» Your instructions
For the data below, report only the number of lines containing the string "Diamond".

» Record list

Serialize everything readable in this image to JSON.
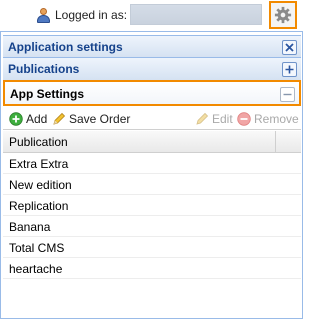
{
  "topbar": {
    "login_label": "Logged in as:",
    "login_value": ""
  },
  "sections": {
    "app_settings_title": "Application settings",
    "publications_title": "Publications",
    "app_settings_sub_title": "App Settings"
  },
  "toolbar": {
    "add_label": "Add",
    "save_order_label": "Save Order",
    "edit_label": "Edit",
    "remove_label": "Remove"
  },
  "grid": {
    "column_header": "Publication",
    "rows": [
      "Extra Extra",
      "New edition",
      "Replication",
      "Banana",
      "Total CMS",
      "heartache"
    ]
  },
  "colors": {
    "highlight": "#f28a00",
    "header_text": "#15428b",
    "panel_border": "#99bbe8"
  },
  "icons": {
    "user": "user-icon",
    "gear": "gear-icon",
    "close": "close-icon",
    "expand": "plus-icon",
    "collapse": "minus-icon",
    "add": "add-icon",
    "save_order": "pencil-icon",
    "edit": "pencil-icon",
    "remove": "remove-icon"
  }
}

==

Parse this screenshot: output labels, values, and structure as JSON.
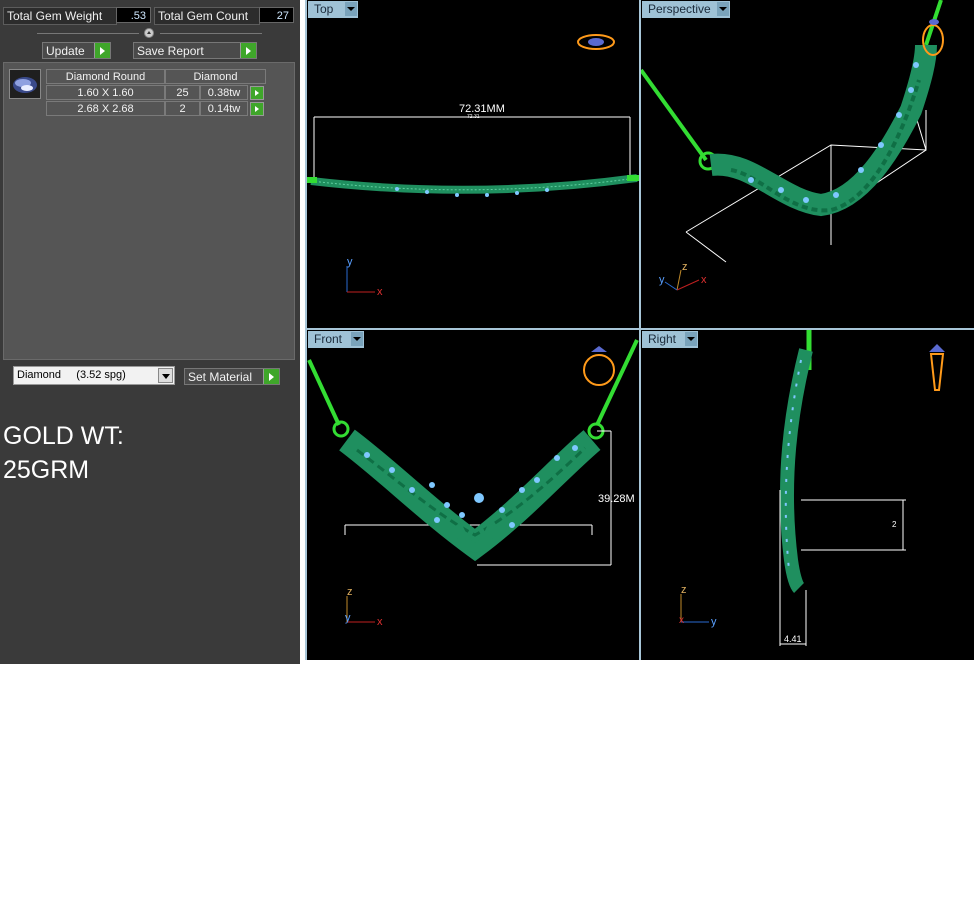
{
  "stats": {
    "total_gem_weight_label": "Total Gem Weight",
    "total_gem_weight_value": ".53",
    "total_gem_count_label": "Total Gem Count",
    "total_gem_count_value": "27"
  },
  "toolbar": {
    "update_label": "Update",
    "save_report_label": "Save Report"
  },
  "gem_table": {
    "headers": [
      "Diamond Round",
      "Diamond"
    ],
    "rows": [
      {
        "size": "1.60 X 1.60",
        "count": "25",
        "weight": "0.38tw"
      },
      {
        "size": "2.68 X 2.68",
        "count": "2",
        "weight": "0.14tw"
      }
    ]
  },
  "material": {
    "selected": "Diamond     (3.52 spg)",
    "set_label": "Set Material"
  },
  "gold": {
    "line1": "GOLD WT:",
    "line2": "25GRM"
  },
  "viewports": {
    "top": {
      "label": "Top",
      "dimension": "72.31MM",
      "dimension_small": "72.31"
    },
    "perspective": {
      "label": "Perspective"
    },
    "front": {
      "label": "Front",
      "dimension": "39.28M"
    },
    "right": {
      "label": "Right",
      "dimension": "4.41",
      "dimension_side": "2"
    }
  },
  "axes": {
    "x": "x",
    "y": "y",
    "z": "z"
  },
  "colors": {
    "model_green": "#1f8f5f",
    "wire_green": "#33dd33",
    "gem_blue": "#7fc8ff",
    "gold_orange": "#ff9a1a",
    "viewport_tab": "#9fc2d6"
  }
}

» Reply
3